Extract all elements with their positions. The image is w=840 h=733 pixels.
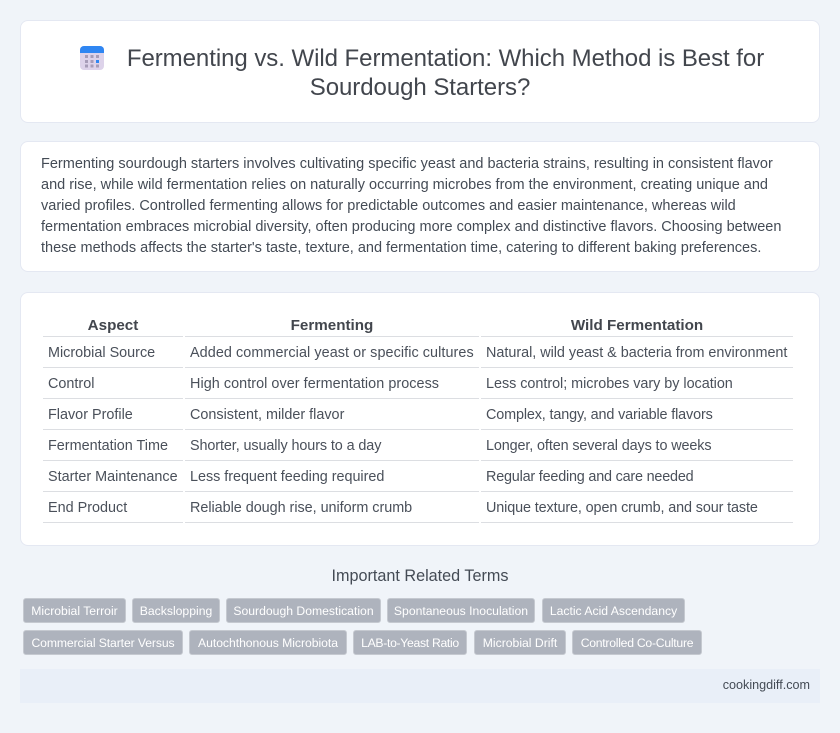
icon: calendar — [80, 46, 104, 70]
header: aspect: Aspect — [88, 317, 138, 334]
footer bar — [20, 669, 820, 703]
tag: Spontaneous Inoculation — [394, 604, 528, 618]
tag — [23, 598, 126, 623]
comparison table: Complex, tangy, and variable flavors — [486, 407, 713, 423]
tag: Autochthonous Microbiota — [198, 636, 338, 650]
tag: Lactic Acid Ascendancy — [550, 604, 677, 618]
tag: Microbial Drift — [483, 636, 557, 650]
comparison table: Regular feeding and care needed — [486, 469, 693, 485]
tag: Backslopping — [140, 604, 212, 618]
comparison table: Starter Maintenance — [48, 469, 178, 485]
summary text: varied profiles. Controlled fermenting allows for predictable outcomes and easier maintenance, whereas wild — [41, 198, 736, 214]
comparison table: Reliable dough rise, uniform crumb — [190, 500, 412, 516]
summary card — [20, 141, 820, 272]
comparison table: Microbial Source — [48, 345, 155, 361]
comparison table: Control — [48, 376, 94, 392]
comparison table: End Product — [48, 500, 127, 516]
summary text: these methods affects the starter's taste, texture, and fermentation time, catering to different baking preferences. — [41, 240, 761, 256]
tag — [189, 630, 347, 655]
tag — [572, 630, 702, 655]
comparison table: Natural, wild yeast & bacteria from environment — [486, 345, 787, 361]
comparison table: High control over fermentation process — [190, 376, 439, 392]
summary text: fermentation embraces microbial diversity, often producing more complex and distinctive flavors. Choosing between — [41, 219, 781, 235]
footer source: cookingdiff.com — [723, 678, 810, 692]
comparison table: Longer, often several days to weeks — [486, 438, 711, 454]
header: wild fermentation — [481, 317, 793, 337]
tag — [132, 598, 220, 623]
tag — [474, 630, 566, 655]
header: fermenting — [185, 317, 479, 337]
comparison table: Fermentation Time — [48, 438, 168, 454]
comparison table: Flavor Profile — [48, 407, 133, 423]
tag — [387, 598, 535, 623]
tag: LAB-to-Yeast Ratio — [361, 636, 459, 650]
tag: Commercial Starter Versus — [31, 636, 175, 650]
comparison table — [43, 317, 793, 523]
related terms heading: Important Related Terms — [332, 567, 508, 585]
summary text: and rise, while wild fermentation relies on naturally occurring microbes from the environment, creating unique and — [41, 177, 768, 193]
tag: Controlled Co-Culture — [581, 636, 693, 650]
summary text — [41, 156, 781, 256]
header: fermenting: Fermenting — [291, 317, 373, 334]
tag — [542, 598, 685, 623]
comparison table: Less control; microbes vary by location — [486, 376, 733, 392]
header: aspect — [43, 317, 183, 337]
comparison table: Unique texture, open crumb, and sour taste — [486, 500, 758, 516]
comparison table: Less frequent feeding required — [190, 469, 384, 485]
title: Sourdough Starters? — [310, 74, 530, 101]
comparison table: Added commercial yeast or specific cultures — [190, 345, 474, 361]
tag — [353, 630, 467, 655]
tag: Microbial Terroir — [31, 604, 118, 618]
table card — [20, 292, 820, 546]
comparison table: Shorter, usually hours to a day — [190, 438, 381, 454]
title: Fermenting vs. Wild Fermentation: Which Method is Best for — [127, 45, 764, 72]
tag: Sourdough Domestication — [233, 604, 374, 618]
header card — [20, 20, 820, 123]
header: wild fermentation: Wild Fermentation — [571, 317, 703, 334]
comparison table: Consistent, milder flavor — [190, 407, 344, 423]
related terms tags — [23, 598, 702, 655]
tag — [23, 630, 183, 655]
title — [127, 45, 764, 101]
tag — [226, 598, 381, 623]
summary text: Fermenting sourdough starters involves cultivating specific yeast and bacteria strains, resulting in consistent flavor — [41, 156, 773, 172]
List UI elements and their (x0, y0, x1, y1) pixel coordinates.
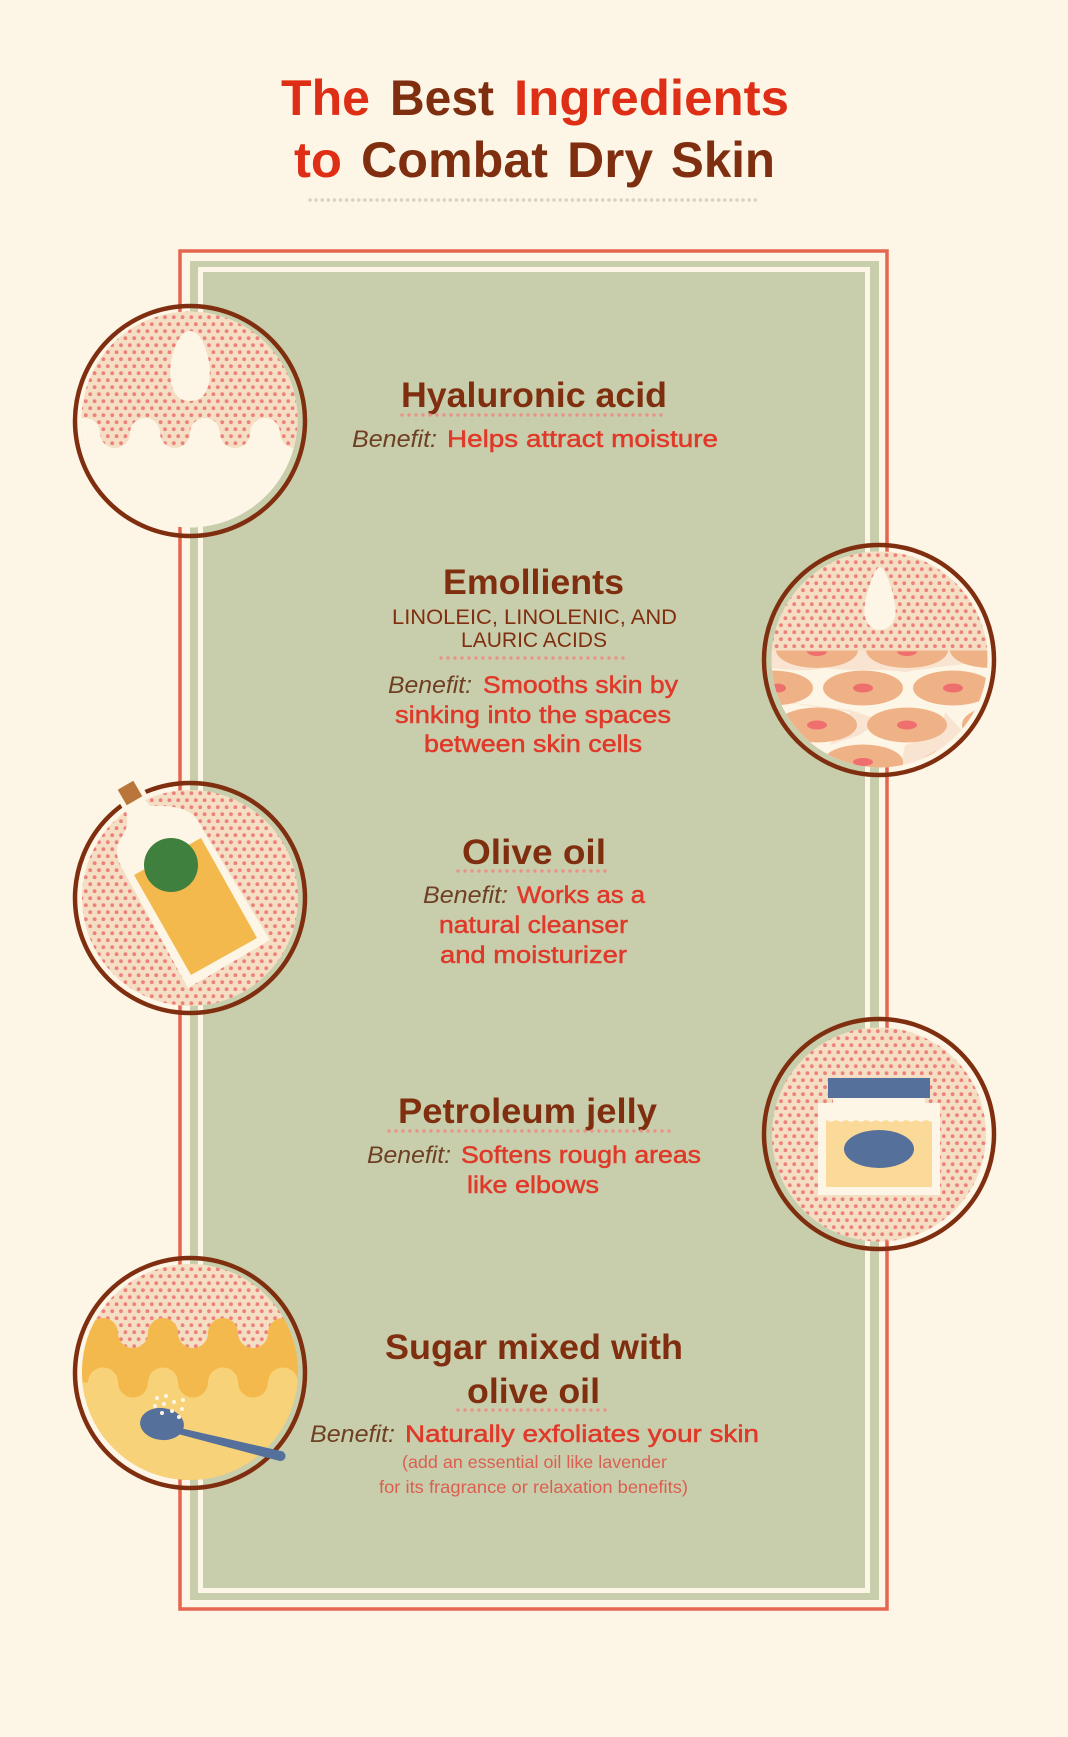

+-------+

- WHAT IS EXPECTED -
Hand back the data above exactly, with no images.

- RESPONSE AREA -
Extract all elements with their positions. The image is w=840 h=733 pixels.
icon: calendar — [80, 46, 104, 70]
header: aspect: Aspect — [88, 317, 138, 334]
footer bar — [20, 669, 820, 703]
tag: Spontaneous Inoculation — [394, 604, 528, 618]
tag — [23, 598, 126, 623]
comparison table: Complex, tangy, and variable flavors — [486, 407, 713, 423]
tag: Autochthonous Microbiota — [198, 636, 338, 650]
tag: Lactic Acid Ascendancy — [550, 604, 677, 618]
tag: Microbial Drift — [483, 636, 557, 650]
comparison table: Regular feeding and care needed — [486, 469, 693, 485]
tag: Backslopping — [140, 604, 212, 618]
comparison table: Starter Maintenance — [48, 469, 178, 485]
summary text: varied profiles. Controlled fermenting allows for predictable outcomes and easier maintenance, whereas wild — [41, 198, 736, 214]
comparison table: Reliable dough rise, uniform crumb — [190, 500, 412, 516]
summary card — [20, 141, 820, 272]
comparison table: Microbial Source — [48, 345, 155, 361]
comparison table: Control — [48, 376, 94, 392]
comparison table: End Product — [48, 500, 127, 516]
summary text: these methods affects the starter's taste, texture, and fermentation time, catering to different baking preferences. — [41, 240, 761, 256]
tag — [189, 630, 347, 655]
tag — [572, 630, 702, 655]
comparison table: Natural, wild yeast & bacteria from environment — [486, 345, 787, 361]
comparison table: High control over fermentation process — [190, 376, 439, 392]
summary text: fermentation embraces microbial diversity, often producing more complex and distinctive flavors. Choosing between — [41, 219, 781, 235]
footer source: cookingdiff.com — [723, 678, 810, 692]
comparison table: Longer, often several days to weeks — [486, 438, 711, 454]
header: wild fermentation — [481, 317, 793, 337]
tag — [132, 598, 220, 623]
tag — [474, 630, 566, 655]
header: fermenting — [185, 317, 479, 337]
comparison table: Fermentation Time — [48, 438, 168, 454]
comparison table: Flavor Profile — [48, 407, 133, 423]
tag — [387, 598, 535, 623]
tag: LAB-to-Yeast Ratio — [361, 636, 459, 650]
tag: Commercial Starter Versus — [31, 636, 175, 650]
comparison table — [43, 317, 793, 523]
related terms heading: Important Related Terms — [332, 567, 508, 585]
summary text: and rise, while wild fermentation relies on naturally occurring microbes from the environment, creating unique and — [41, 177, 768, 193]
tag: Controlled Co-Culture — [581, 636, 693, 650]
summary text — [41, 156, 781, 256]
header: fermenting: Fermenting — [291, 317, 373, 334]
tag — [542, 598, 685, 623]
comparison table: Less control; microbes vary by location — [486, 376, 733, 392]
header: aspect — [43, 317, 183, 337]
comparison table: Unique texture, open crumb, and sour taste — [486, 500, 758, 516]
comparison table: Less frequent feeding required — [190, 469, 384, 485]
title: Sourdough Starters? — [310, 74, 530, 101]
comparison table: Added commercial yeast or specific cultures — [190, 345, 474, 361]
tag — [353, 630, 467, 655]
tag: Microbial Terroir — [31, 604, 118, 618]
table card — [20, 292, 820, 546]
comparison table: Shorter, usually hours to a day — [190, 438, 381, 454]
title: Fermenting vs. Wild Fermentation: Which Method is Best for — [127, 45, 764, 72]
tag: Sourdough Domestication — [233, 604, 374, 618]
header card — [20, 20, 820, 123]
header: wild fermentation: Wild Fermentation — [571, 317, 703, 334]
comparison table: Consistent, milder flavor — [190, 407, 344, 423]
related terms tags — [23, 598, 702, 655]
tag — [23, 630, 183, 655]
title — [127, 45, 764, 101]
tag — [226, 598, 381, 623]
summary text: Fermenting sourdough starters involves cultivating specific yeast and bacteria strains, resulting in consistent flavor — [41, 156, 773, 172]
List UI elements and their (x0, y0, x1, y1) pixel coordinates.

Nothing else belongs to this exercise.